Exercise brief
Print all of the entries exactly, minus the pictures.

Available records
__________

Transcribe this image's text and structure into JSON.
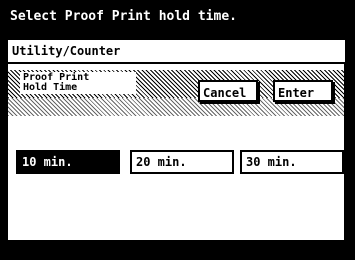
{
  "header": {
    "message": "Select Proof Print hold time."
  },
  "breadcrumb": {
    "label": "Utility/Counter"
  },
  "panel": {
    "title_line1": "Proof Print",
    "title_line2": "Hold Time",
    "cancel_label": "Cancel",
    "enter_label": "Enter"
  },
  "options": [
    {
      "label": "10 min.",
      "selected": true
    },
    {
      "label": "20 min.",
      "selected": false
    },
    {
      "label": "30 min.",
      "selected": false
    }
  ]
}
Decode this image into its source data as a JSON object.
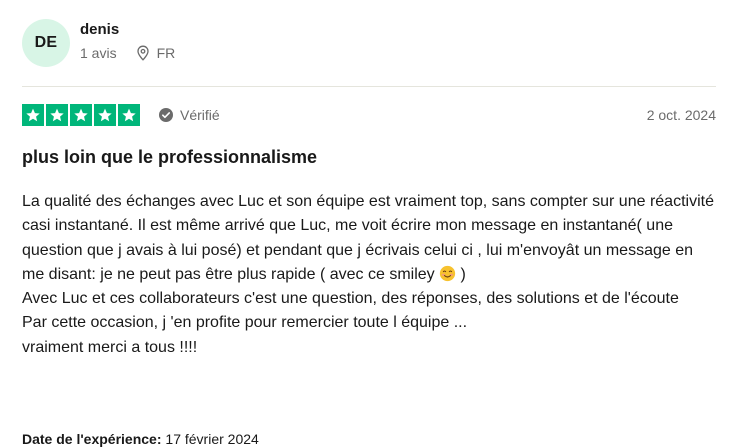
{
  "reviewer": {
    "initials": "DE",
    "name": "denis",
    "review_count": "1 avis",
    "country": "FR"
  },
  "review": {
    "rating": 5,
    "rating_max": 5,
    "verified_label": "Vérifié",
    "date": "2 oct. 2024",
    "title": "plus loin que le professionnalisme",
    "body": {
      "line1": "La qualité des échanges avec Luc et son équipe est vraiment top, sans compter sur une réactivité casi instantané. Il est même arrivé que Luc, me voit écrire mon message en instantané( une question que j avais à lui posé) et pendant que j écrivais celui ci , lui m'envoyât un message en me disant: je ne peut pas être plus rapide ( avec ce smiley ",
      "line1_end": " )",
      "line2": "Avec Luc et ces collaborateurs c'est une question, des réponses, des solutions et de l'écoute",
      "line3": "Par cette occasion, j 'en profite pour remercier toute l équipe ...",
      "line4": "vraiment merci a tous !!!!"
    },
    "experience_label": "Date de l'expérience:",
    "experience_date": "17 février 2024"
  },
  "colors": {
    "star_green": "#00b67a",
    "avatar_bg": "#d8f5e6",
    "muted_text": "#6b6b6b",
    "divider": "#e5e5dd"
  },
  "icons": {
    "location": "map-pin-icon",
    "verified": "check-circle-icon",
    "star": "star-icon",
    "emoji": "smiling-face-emoji"
  }
}
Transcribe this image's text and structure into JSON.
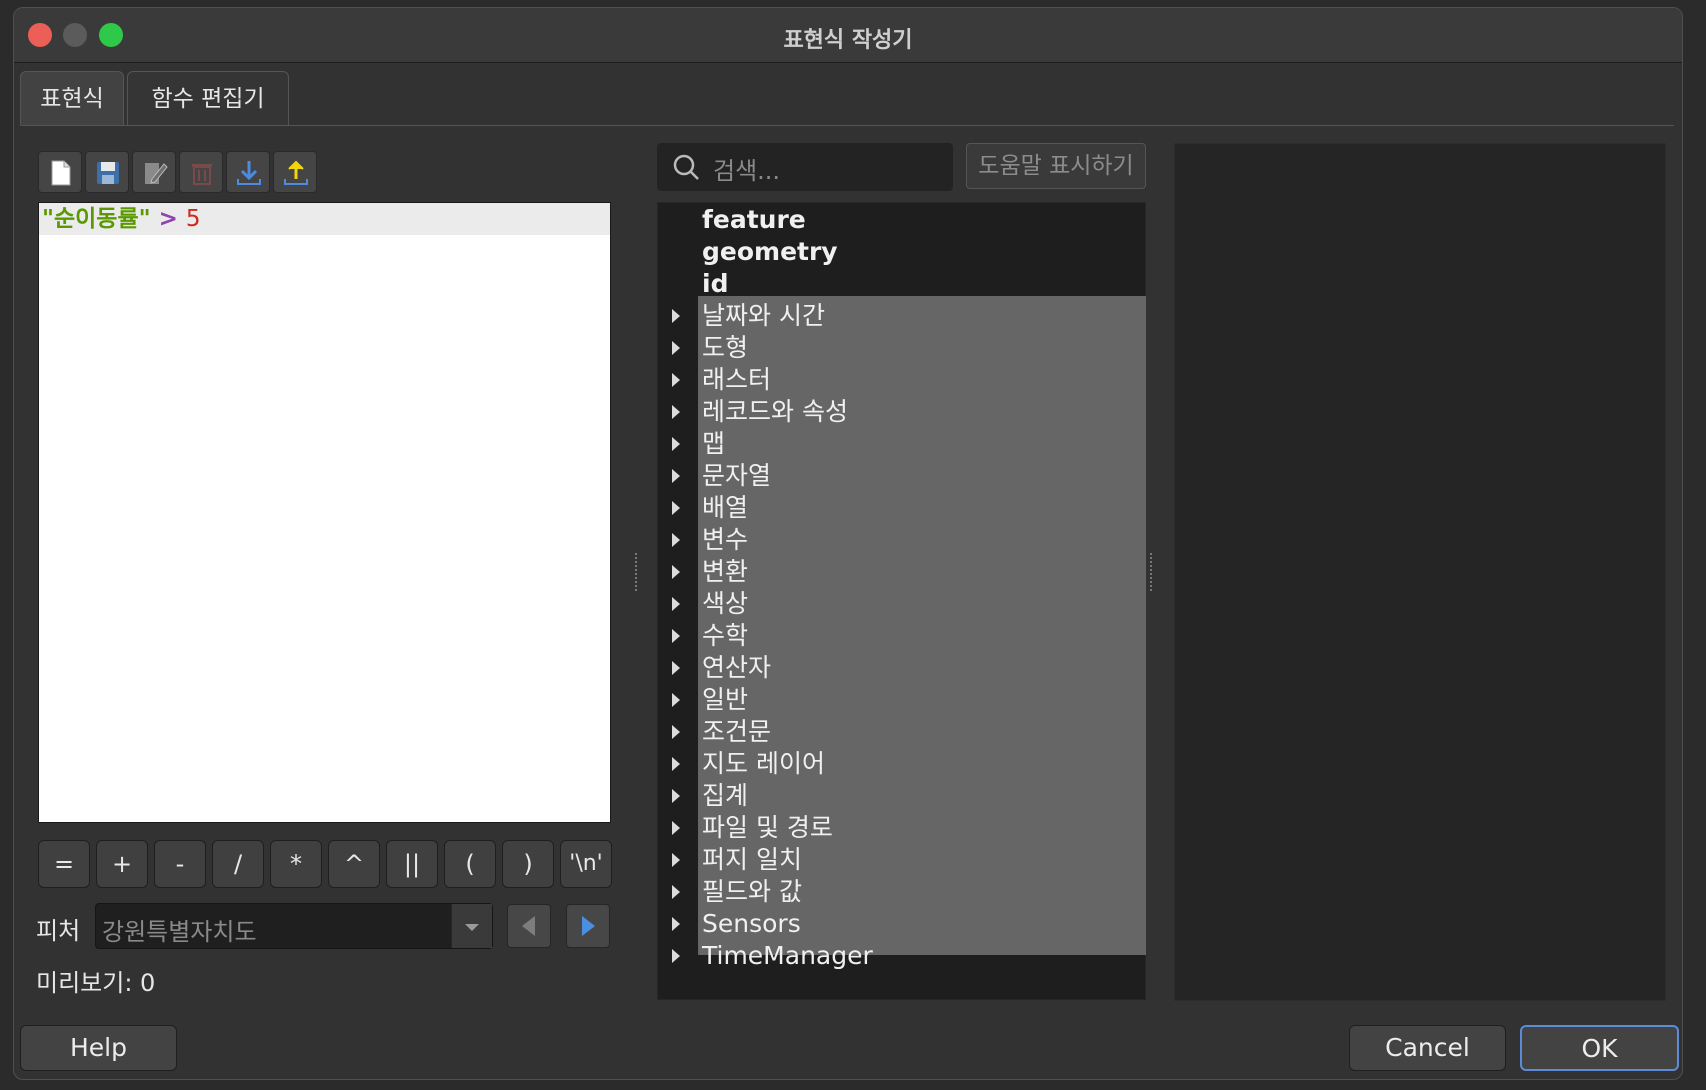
{
  "window": {
    "title": "표현식 작성기"
  },
  "tabs": [
    {
      "label": "표현식"
    },
    {
      "label": "함수 편집기"
    }
  ],
  "toolbar": {
    "icons": [
      "new-file-icon",
      "save-icon",
      "edit-icon",
      "delete-icon",
      "import-icon",
      "export-icon"
    ]
  },
  "editor": {
    "field": "\"순이동률\"",
    "operator": ">",
    "value": "5"
  },
  "operators": [
    "=",
    "+",
    "-",
    "/",
    "*",
    "^",
    "||",
    "(",
    ")",
    "'\\n'"
  ],
  "feature": {
    "label": "피처",
    "selected": "강원특별자치도"
  },
  "preview": {
    "label": "미리보기:",
    "value": "0"
  },
  "search": {
    "placeholder": "검색..."
  },
  "help_button": {
    "label": "도움말 표시하기"
  },
  "tree": {
    "top_items": [
      "feature",
      "geometry",
      "id"
    ],
    "groups": [
      "날짜와 시간",
      "도형",
      "래스터",
      "레코드와 속성",
      "맵",
      "문자열",
      "배열",
      "변수",
      "변환",
      "색상",
      "수학",
      "연산자",
      "일반",
      "조건문",
      "지도 레이어",
      "집계",
      "파일 및 경로",
      "퍼지 일치",
      "필드와 값",
      "Sensors",
      "TimeManager"
    ]
  },
  "buttons": {
    "help": "Help",
    "cancel": "Cancel",
    "ok": "OK"
  },
  "colors": {
    "field_string": "#5a9a00",
    "operator": "#8e44ad",
    "number": "#d0281e",
    "close": "#ec5f57",
    "minimize": "#5b5b5b",
    "maximize": "#2fc94a"
  }
}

__________

Answer below
Transcribe this image's text and structure into JSON.
{
  "header": {
    "message": "Select Proof Print hold time."
  },
  "breadcrumb": {
    "label": "Utility/Counter"
  },
  "panel": {
    "title_line1": "Proof Print",
    "title_line2": "Hold Time",
    "cancel_label": "Cancel",
    "enter_label": "Enter"
  },
  "options": [
    {
      "label": "10 min.",
      "selected": true
    },
    {
      "label": "20 min.",
      "selected": false
    },
    {
      "label": "30 min.",
      "selected": false
    }
  ]
}
Decode this image into its source data as a JSON object.
{
  "reviewer": {
    "initials": "DE",
    "name": "denis",
    "review_count": "1 avis",
    "country": "FR"
  },
  "review": {
    "rating": 5,
    "rating_max": 5,
    "verified_label": "Vérifié",
    "date": "2 oct. 2024",
    "title": "plus loin que le professionnalisme",
    "body": {
      "line1": "La qualité des échanges avec Luc et son équipe est vraiment top, sans compter sur une réactivité casi instantané. Il est même arrivé que Luc, me voit écrire mon message en instantané( une question que j avais à lui posé) et pendant que j écrivais celui ci , lui m'envoyât un message en me disant: je ne peut pas être plus rapide ( avec ce smiley ",
      "line1_end": " )",
      "line2": "Avec Luc et ces collaborateurs c'est une question, des réponses, des solutions et de l'écoute",
      "line3": "Par cette occasion, j 'en profite pour remercier toute l équipe ...",
      "line4": "vraiment merci a tous !!!!"
    },
    "experience_label": "Date de l'expérience:",
    "experience_date": "17 février 2024"
  },
  "colors": {
    "star_green": "#00b67a",
    "avatar_bg": "#d8f5e6",
    "muted_text": "#6b6b6b",
    "divider": "#e5e5dd"
  },
  "icons": {
    "location": "map-pin-icon",
    "verified": "check-circle-icon",
    "star": "star-icon",
    "emoji": "smiling-face-emoji"
  }
}
Transcribe this image's text and structure into JSON.
{
  "window": {
    "title": "표현식 작성기"
  },
  "tabs": [
    {
      "label": "표현식"
    },
    {
      "label": "함수 편집기"
    }
  ],
  "toolbar": {
    "icons": [
      "new-file-icon",
      "save-icon",
      "edit-icon",
      "delete-icon",
      "import-icon",
      "export-icon"
    ]
  },
  "editor": {
    "field": "\"순이동률\"",
    "operator": ">",
    "value": "5"
  },
  "operators": [
    "=",
    "+",
    "-",
    "/",
    "*",
    "^",
    "||",
    "(",
    ")",
    "'\\n'"
  ],
  "feature": {
    "label": "피처",
    "selected": "강원특별자치도"
  },
  "preview": {
    "label": "미리보기:",
    "value": "0"
  },
  "search": {
    "placeholder": "검색..."
  },
  "help_button": {
    "label": "도움말 표시하기"
  },
  "tree": {
    "top_items": [
      "feature",
      "geometry",
      "id"
    ],
    "groups": [
      "날짜와 시간",
      "도형",
      "래스터",
      "레코드와 속성",
      "맵",
      "문자열",
      "배열",
      "변수",
      "변환",
      "색상",
      "수학",
      "연산자",
      "일반",
      "조건문",
      "지도 레이어",
      "집계",
      "파일 및 경로",
      "퍼지 일치",
      "필드와 값",
      "Sensors",
      "TimeManager"
    ]
  },
  "buttons": {
    "help": "Help",
    "cancel": "Cancel",
    "ok": "OK"
  },
  "colors": {
    "field_string": "#5a9a00",
    "operator": "#8e44ad",
    "number": "#d0281e",
    "close": "#ec5f57",
    "minimize": "#5b5b5b",
    "maximize": "#2fc94a"
  }
}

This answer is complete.